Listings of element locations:
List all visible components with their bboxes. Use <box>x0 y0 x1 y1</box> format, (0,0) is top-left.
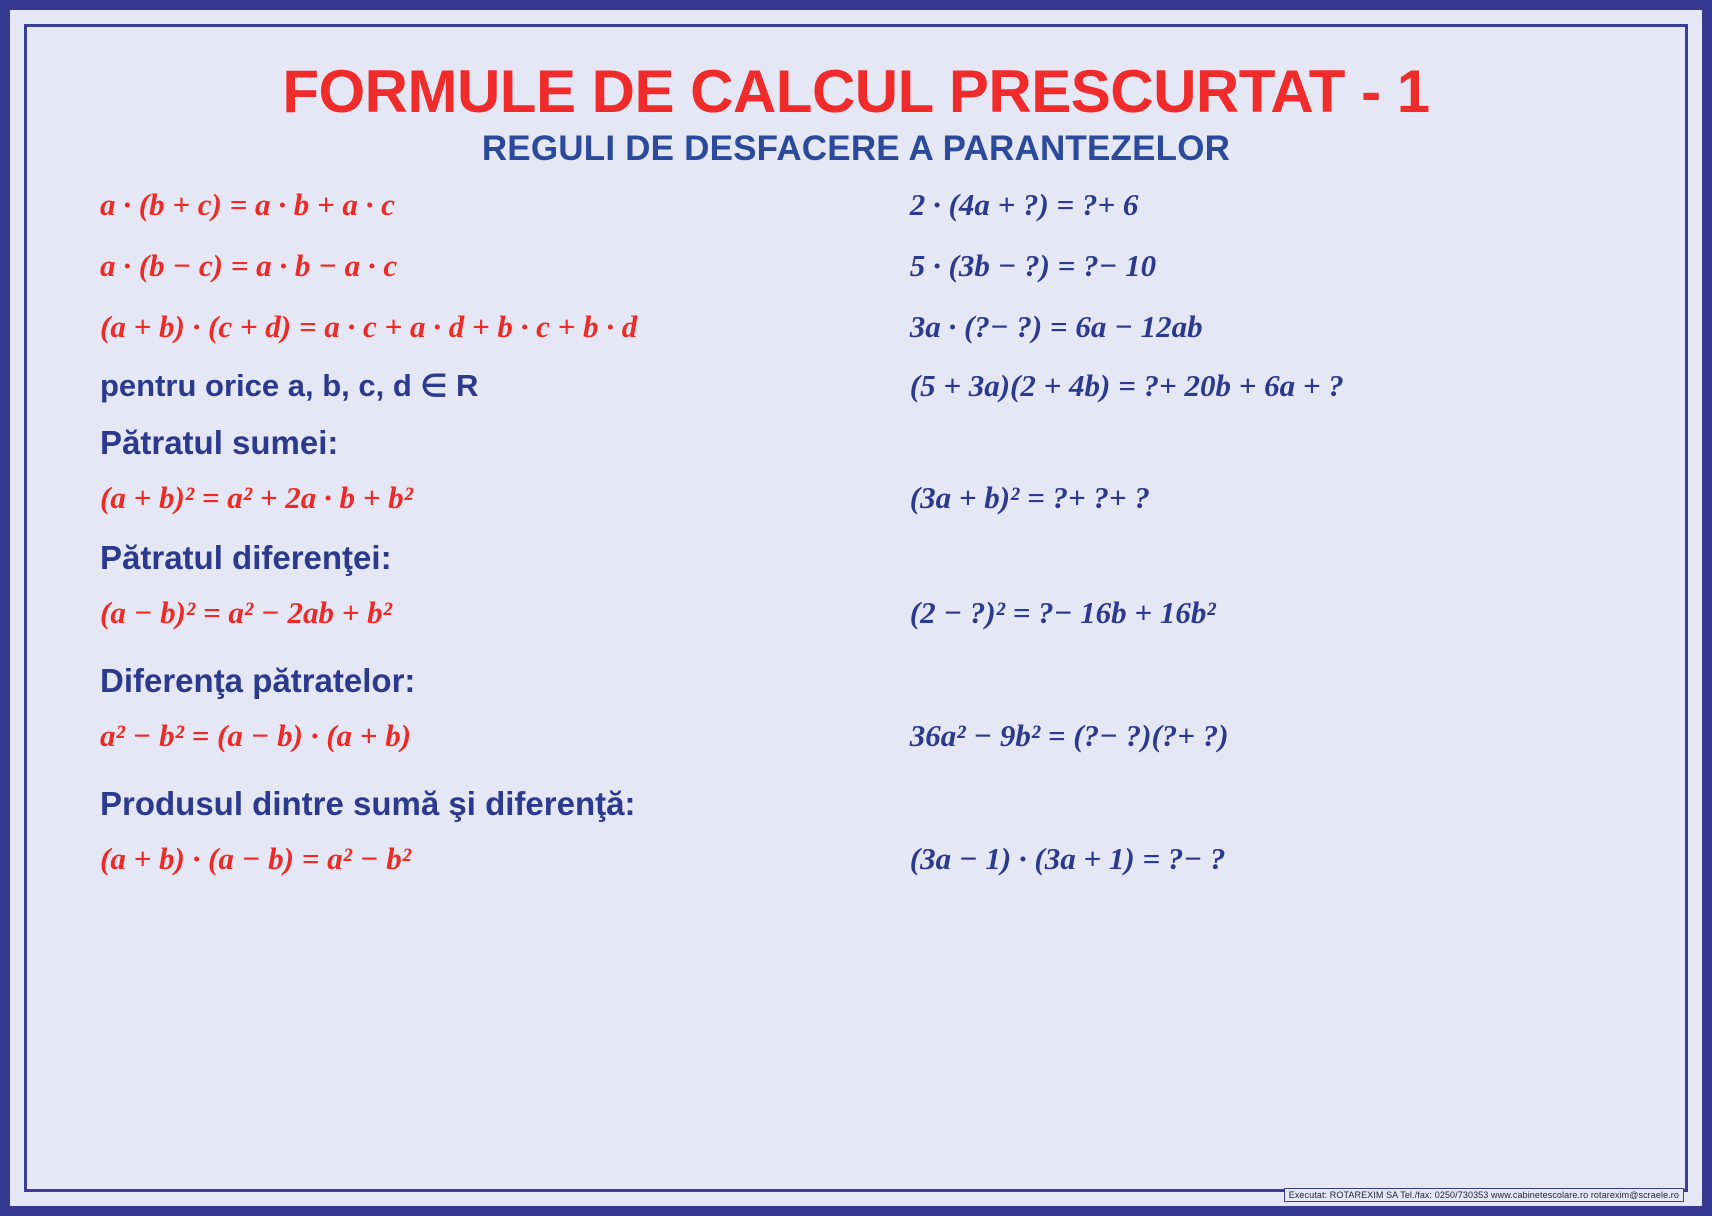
condition-text: pentru orice a, b, c, d ∈ R <box>100 368 479 403</box>
formula-row <box>62 311 1650 342</box>
condition-row <box>62 368 1650 404</box>
formula-row <box>62 250 1650 281</box>
formula-cell-right <box>888 250 1650 281</box>
formula-cell-left <box>62 597 888 628</box>
formula-cell-left <box>62 482 888 513</box>
formula-text: (a − b)² = a² − 2ab + b² <box>100 595 392 630</box>
formula-text: a² − b² = (a − b) · (a + b) <box>100 718 412 753</box>
exercise-text: 5 · (3b − ?) = ?− 10 <box>909 248 1157 283</box>
formula-cell-left <box>62 843 888 874</box>
section-heading: Pătratul diferenţei: <box>100 539 392 576</box>
spacer <box>62 342 1650 368</box>
formula-cell-right <box>888 843 1650 874</box>
section-heading-cell <box>62 424 888 462</box>
exercise-text: 36a² − 9b² = (?− ?)(?+ ?) <box>909 718 1229 753</box>
formula-text: (a + b) · (c + d) = a · c + a · d + b · c + b · d <box>100 309 638 344</box>
section-heading-row <box>62 424 1650 462</box>
page-title: FORMULE DE CALCUL PRESCURTAT - 1 <box>282 58 1430 125</box>
formula-row <box>62 720 1650 751</box>
spacer <box>62 577 1650 597</box>
formula-cell-right <box>888 189 1650 220</box>
section-heading-cell <box>62 785 888 823</box>
formula-cell-left <box>62 311 888 342</box>
poster-content <box>10 10 1702 1206</box>
section-heading-cell <box>62 662 888 700</box>
section-heading: Diferenţa pătratelor: <box>100 662 416 699</box>
spacer <box>62 281 1650 311</box>
spacer <box>62 220 1650 250</box>
spacer <box>62 462 1650 482</box>
formula-cell-left <box>62 189 888 220</box>
exercise-text: 3a · (?− ?) = 6a − 12ab <box>909 309 1203 344</box>
formula-cell-left <box>62 250 888 281</box>
condition-cell <box>62 368 888 404</box>
formula-row <box>62 189 1650 220</box>
section-heading-row <box>62 662 1650 700</box>
exercise-text: 2 · (4a + ?) = ?+ 6 <box>909 187 1139 222</box>
formula-text: (a + b)² = a² + 2a · b + b² <box>100 480 413 515</box>
formula-grid <box>62 189 1650 874</box>
section-heading-row <box>62 785 1650 823</box>
section-heading: Pătratul sumei: <box>100 424 339 461</box>
section-heading-row <box>62 539 1650 577</box>
spacer <box>62 513 1650 539</box>
section-heading: Produsul dintre sumă şi diferenţă: <box>100 785 636 822</box>
formula-cell-left <box>62 720 888 751</box>
exercise-text: (5 + 3a)(2 + 4b) = ?+ 20b + 6a + ? <box>909 368 1344 403</box>
formula-row <box>62 843 1650 874</box>
formula-cell-right <box>888 720 1650 751</box>
spacer <box>62 751 1650 785</box>
exercise-text: (3a + b)² = ?+ ?+ ? <box>909 480 1150 515</box>
formula-row <box>62 597 1650 628</box>
formula-cell-right <box>888 482 1650 513</box>
exercise-text: (2 − ?)² = ?− 16b + 16b² <box>909 595 1216 630</box>
page-subtitle: REGULI DE DESFACERE A PARANTEZELOR <box>481 129 1231 168</box>
formula-cell-right <box>888 597 1650 628</box>
formula-row <box>62 482 1650 513</box>
spacer <box>62 700 1650 720</box>
spacer <box>62 404 1650 424</box>
formula-cell-right <box>888 311 1650 342</box>
formula-cell-right <box>888 370 1650 401</box>
publisher-credit: Executat: ROTAREXIM SA Tel./fax: 0250/730353 www.cabinetescolare.ro rotarexim@scraele.ro <box>1284 1188 1684 1202</box>
formula-text: (a + b) · (a − b) = a² − b² <box>100 841 412 876</box>
section-heading-cell <box>62 539 888 577</box>
spacer <box>62 628 1650 662</box>
formula-text: a · (b − c) = a · b − a · c <box>100 248 398 283</box>
spacer <box>62 823 1650 843</box>
formula-text: a · (b + c) = a · b + a · c <box>100 187 395 222</box>
exercise-text: (3a − 1) · (3a + 1) = ?− ? <box>909 841 1226 876</box>
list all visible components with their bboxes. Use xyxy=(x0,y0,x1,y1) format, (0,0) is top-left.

> **To do**
Copy out every line above word for word, leaving out the pictures.

> **Response**
List all visible components with their bboxes. Use <box>x0 y0 x1 y1</box> format, (0,0) is top-left.
condition-text: pentru orice a, b, c, d ∈ R <box>100 368 479 403</box>
formula-row <box>62 311 1650 342</box>
condition-row <box>62 368 1650 404</box>
formula-row <box>62 250 1650 281</box>
formula-cell-right <box>888 250 1650 281</box>
formula-cell-left <box>62 597 888 628</box>
formula-cell-left <box>62 482 888 513</box>
formula-text: (a − b)² = a² − 2ab + b² <box>100 595 392 630</box>
formula-text: a² − b² = (a − b) · (a + b) <box>100 718 412 753</box>
exercise-text: 5 · (3b − ?) = ?− 10 <box>909 248 1157 283</box>
formula-cell-left <box>62 843 888 874</box>
section-heading: Pătratul diferenţei: <box>100 539 392 576</box>
spacer <box>62 342 1650 368</box>
formula-cell-right <box>888 843 1650 874</box>
section-heading-cell <box>62 424 888 462</box>
exercise-text: 36a² − 9b² = (?− ?)(?+ ?) <box>909 718 1229 753</box>
formula-text: (a + b) · (c + d) = a · c + a · d + b · c + b · d <box>100 309 638 344</box>
section-heading-row <box>62 424 1650 462</box>
page-title: FORMULE DE CALCUL PRESCURTAT - 1 <box>282 58 1430 125</box>
formula-row <box>62 720 1650 751</box>
spacer <box>62 577 1650 597</box>
formula-cell-right <box>888 189 1650 220</box>
section-heading-cell <box>62 785 888 823</box>
formula-cell-left <box>62 311 888 342</box>
poster-content <box>10 10 1702 1206</box>
section-heading-cell <box>62 662 888 700</box>
section-heading: Diferenţa pătratelor: <box>100 662 416 699</box>
spacer <box>62 281 1650 311</box>
spacer <box>62 220 1650 250</box>
spacer <box>62 462 1650 482</box>
formula-cell-left <box>62 189 888 220</box>
exercise-text: 3a · (?− ?) = 6a − 12ab <box>909 309 1203 344</box>
formula-cell-left <box>62 250 888 281</box>
condition-cell <box>62 368 888 404</box>
formula-row <box>62 189 1650 220</box>
section-heading-row <box>62 662 1650 700</box>
exercise-text: 2 · (4a + ?) = ?+ 6 <box>909 187 1139 222</box>
formula-text: (a + b)² = a² + 2a · b + b² <box>100 480 413 515</box>
formula-grid <box>62 189 1650 874</box>
section-heading-row <box>62 785 1650 823</box>
section-heading: Pătratul sumei: <box>100 424 339 461</box>
section-heading-row <box>62 539 1650 577</box>
spacer <box>62 513 1650 539</box>
section-heading: Produsul dintre sumă şi diferenţă: <box>100 785 636 822</box>
formula-cell-left <box>62 720 888 751</box>
exercise-text: (5 + 3a)(2 + 4b) = ?+ 20b + 6a + ? <box>909 368 1344 403</box>
formula-row <box>62 843 1650 874</box>
formula-cell-right <box>888 720 1650 751</box>
spacer <box>62 751 1650 785</box>
exercise-text: (3a + b)² = ?+ ?+ ? <box>909 480 1150 515</box>
formula-row <box>62 597 1650 628</box>
formula-cell-right <box>888 482 1650 513</box>
exercise-text: (2 − ?)² = ?− 16b + 16b² <box>909 595 1216 630</box>
page-subtitle: REGULI DE DESFACERE A PARANTEZELOR <box>481 129 1231 168</box>
formula-cell-right <box>888 597 1650 628</box>
formula-row <box>62 482 1650 513</box>
spacer <box>62 700 1650 720</box>
spacer <box>62 404 1650 424</box>
formula-cell-right <box>888 311 1650 342</box>
formula-cell-right <box>888 370 1650 401</box>
publisher-credit: Executat: ROTAREXIM SA Tel./fax: 0250/730353 www.cabinetescolare.ro rotarexim@scraele.ro <box>1284 1188 1684 1202</box>
formula-text: (a + b) · (a − b) = a² − b² <box>100 841 412 876</box>
section-heading-cell <box>62 539 888 577</box>
spacer <box>62 628 1650 662</box>
formula-text: a · (b − c) = a · b − a · c <box>100 248 398 283</box>
spacer <box>62 823 1650 843</box>
formula-text: a · (b + c) = a · b + a · c <box>100 187 395 222</box>
exercise-text: (3a − 1) · (3a + 1) = ?− ? <box>909 841 1226 876</box>
list all visible components with their bboxes. Use xyxy=(x0,y0,x1,y1) format, (0,0) is top-left.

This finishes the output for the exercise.